Goal of the exercise :: Copy every line from the data below in which the string "rank" can be found.

Material shown ::
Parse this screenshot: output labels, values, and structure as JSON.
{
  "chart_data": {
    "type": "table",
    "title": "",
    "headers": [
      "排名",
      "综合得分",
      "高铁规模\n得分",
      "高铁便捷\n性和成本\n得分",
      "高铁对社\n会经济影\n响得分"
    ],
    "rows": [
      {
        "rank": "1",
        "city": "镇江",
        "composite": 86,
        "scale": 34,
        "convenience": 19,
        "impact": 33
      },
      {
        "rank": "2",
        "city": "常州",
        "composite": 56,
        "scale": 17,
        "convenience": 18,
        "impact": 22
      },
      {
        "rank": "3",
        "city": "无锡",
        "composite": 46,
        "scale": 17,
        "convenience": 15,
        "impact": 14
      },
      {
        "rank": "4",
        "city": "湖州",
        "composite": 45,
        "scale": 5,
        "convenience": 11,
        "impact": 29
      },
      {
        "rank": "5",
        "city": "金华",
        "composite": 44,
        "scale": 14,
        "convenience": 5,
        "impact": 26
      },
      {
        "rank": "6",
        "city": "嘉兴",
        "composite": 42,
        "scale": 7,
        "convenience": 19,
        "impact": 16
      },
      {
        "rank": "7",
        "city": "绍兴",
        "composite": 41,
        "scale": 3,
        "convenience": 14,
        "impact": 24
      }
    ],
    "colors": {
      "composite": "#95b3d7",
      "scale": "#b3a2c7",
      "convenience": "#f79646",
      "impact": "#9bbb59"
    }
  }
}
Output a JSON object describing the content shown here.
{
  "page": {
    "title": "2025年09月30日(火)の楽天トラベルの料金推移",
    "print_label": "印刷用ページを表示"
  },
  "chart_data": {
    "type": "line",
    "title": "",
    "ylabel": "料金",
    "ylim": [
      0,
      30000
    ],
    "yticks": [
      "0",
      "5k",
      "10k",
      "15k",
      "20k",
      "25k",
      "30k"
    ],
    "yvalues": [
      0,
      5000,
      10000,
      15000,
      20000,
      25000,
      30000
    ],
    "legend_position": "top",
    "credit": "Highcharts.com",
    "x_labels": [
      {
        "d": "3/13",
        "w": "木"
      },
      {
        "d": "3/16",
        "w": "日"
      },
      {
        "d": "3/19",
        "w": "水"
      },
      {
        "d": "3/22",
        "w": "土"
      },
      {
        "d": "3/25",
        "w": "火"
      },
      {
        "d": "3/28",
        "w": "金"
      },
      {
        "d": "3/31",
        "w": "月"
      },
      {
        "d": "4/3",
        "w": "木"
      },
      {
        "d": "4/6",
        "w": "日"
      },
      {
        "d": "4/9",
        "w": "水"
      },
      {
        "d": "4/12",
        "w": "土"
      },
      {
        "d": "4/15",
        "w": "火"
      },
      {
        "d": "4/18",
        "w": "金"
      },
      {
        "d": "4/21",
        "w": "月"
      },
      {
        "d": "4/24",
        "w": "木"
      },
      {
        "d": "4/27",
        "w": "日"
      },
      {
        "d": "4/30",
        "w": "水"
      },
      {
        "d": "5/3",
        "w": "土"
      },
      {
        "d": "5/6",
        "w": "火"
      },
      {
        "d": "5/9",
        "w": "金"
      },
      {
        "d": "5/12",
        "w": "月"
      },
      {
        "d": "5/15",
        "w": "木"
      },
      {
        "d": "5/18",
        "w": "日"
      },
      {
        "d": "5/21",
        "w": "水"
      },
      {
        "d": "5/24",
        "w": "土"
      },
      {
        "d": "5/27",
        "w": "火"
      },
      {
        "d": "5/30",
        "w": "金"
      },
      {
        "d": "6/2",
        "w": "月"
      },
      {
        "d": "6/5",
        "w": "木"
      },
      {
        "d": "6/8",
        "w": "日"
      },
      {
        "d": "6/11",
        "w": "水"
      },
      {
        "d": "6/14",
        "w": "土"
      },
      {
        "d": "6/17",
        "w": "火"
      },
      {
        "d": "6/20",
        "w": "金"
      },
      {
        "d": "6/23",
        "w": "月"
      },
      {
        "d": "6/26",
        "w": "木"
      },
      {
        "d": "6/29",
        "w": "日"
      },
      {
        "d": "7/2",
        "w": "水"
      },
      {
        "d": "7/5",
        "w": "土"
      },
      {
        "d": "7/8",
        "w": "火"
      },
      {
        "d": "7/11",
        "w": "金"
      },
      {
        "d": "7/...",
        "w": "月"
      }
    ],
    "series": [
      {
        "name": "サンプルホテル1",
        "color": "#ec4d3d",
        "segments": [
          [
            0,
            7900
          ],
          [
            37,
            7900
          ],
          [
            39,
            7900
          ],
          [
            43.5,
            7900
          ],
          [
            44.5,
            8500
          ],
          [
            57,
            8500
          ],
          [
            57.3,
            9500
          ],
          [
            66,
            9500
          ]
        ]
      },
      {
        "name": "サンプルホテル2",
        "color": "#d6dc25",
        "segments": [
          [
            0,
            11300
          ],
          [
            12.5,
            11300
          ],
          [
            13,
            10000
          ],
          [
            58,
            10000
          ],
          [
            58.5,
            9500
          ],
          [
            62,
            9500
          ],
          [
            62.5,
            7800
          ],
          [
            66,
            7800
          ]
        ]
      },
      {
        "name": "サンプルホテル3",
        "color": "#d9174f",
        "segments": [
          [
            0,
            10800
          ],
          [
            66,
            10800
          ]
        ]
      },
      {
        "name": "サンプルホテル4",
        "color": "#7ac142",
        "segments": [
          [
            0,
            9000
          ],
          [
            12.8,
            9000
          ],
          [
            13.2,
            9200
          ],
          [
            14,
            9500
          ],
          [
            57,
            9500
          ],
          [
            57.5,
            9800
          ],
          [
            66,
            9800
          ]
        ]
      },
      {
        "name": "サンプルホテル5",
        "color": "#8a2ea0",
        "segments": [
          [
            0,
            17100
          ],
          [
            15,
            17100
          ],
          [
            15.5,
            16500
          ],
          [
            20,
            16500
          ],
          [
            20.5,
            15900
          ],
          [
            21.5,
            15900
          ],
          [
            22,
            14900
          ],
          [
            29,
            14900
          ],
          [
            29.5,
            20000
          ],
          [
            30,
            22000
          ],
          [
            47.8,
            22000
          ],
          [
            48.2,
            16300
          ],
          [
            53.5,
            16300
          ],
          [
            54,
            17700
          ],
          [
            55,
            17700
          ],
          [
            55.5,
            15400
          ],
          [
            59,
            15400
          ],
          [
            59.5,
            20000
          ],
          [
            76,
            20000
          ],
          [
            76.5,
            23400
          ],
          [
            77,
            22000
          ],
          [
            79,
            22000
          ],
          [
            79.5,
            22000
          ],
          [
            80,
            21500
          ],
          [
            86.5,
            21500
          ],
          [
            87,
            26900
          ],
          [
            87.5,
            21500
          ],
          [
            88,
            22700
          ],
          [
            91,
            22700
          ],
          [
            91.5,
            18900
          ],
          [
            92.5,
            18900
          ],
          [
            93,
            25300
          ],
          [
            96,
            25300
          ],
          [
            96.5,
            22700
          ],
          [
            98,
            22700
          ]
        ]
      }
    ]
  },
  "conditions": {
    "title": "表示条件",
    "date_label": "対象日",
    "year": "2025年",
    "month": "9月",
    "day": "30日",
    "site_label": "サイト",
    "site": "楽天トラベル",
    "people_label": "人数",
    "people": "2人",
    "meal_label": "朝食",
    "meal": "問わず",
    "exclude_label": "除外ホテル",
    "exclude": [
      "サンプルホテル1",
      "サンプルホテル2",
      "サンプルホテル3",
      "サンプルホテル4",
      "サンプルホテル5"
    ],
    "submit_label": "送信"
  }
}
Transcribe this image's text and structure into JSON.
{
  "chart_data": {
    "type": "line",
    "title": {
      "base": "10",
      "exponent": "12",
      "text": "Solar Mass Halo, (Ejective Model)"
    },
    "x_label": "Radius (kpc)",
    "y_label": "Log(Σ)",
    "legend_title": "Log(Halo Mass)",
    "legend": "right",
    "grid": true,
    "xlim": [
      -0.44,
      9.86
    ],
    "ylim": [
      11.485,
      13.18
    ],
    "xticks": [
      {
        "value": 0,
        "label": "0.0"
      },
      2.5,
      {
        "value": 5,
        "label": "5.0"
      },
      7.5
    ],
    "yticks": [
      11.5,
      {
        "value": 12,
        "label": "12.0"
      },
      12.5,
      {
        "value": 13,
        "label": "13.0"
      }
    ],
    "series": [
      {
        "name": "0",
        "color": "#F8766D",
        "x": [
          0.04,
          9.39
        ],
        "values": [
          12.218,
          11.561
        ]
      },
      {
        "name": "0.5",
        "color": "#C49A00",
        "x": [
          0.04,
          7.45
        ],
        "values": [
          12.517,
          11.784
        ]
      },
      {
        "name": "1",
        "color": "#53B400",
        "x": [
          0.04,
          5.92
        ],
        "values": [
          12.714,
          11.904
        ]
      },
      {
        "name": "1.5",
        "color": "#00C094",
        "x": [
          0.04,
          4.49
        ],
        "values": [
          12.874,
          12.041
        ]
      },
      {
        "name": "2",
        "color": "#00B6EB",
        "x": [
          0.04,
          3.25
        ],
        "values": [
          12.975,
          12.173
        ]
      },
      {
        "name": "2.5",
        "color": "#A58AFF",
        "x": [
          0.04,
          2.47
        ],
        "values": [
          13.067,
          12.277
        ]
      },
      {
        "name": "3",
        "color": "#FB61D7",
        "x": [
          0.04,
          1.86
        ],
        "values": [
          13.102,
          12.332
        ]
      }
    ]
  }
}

Solution ::
        "rank": "1",
        "rank": "2",
        "rank": "3",
        "rank": "4",
        "rank": "5",
        "rank": "6",
        "rank": "7",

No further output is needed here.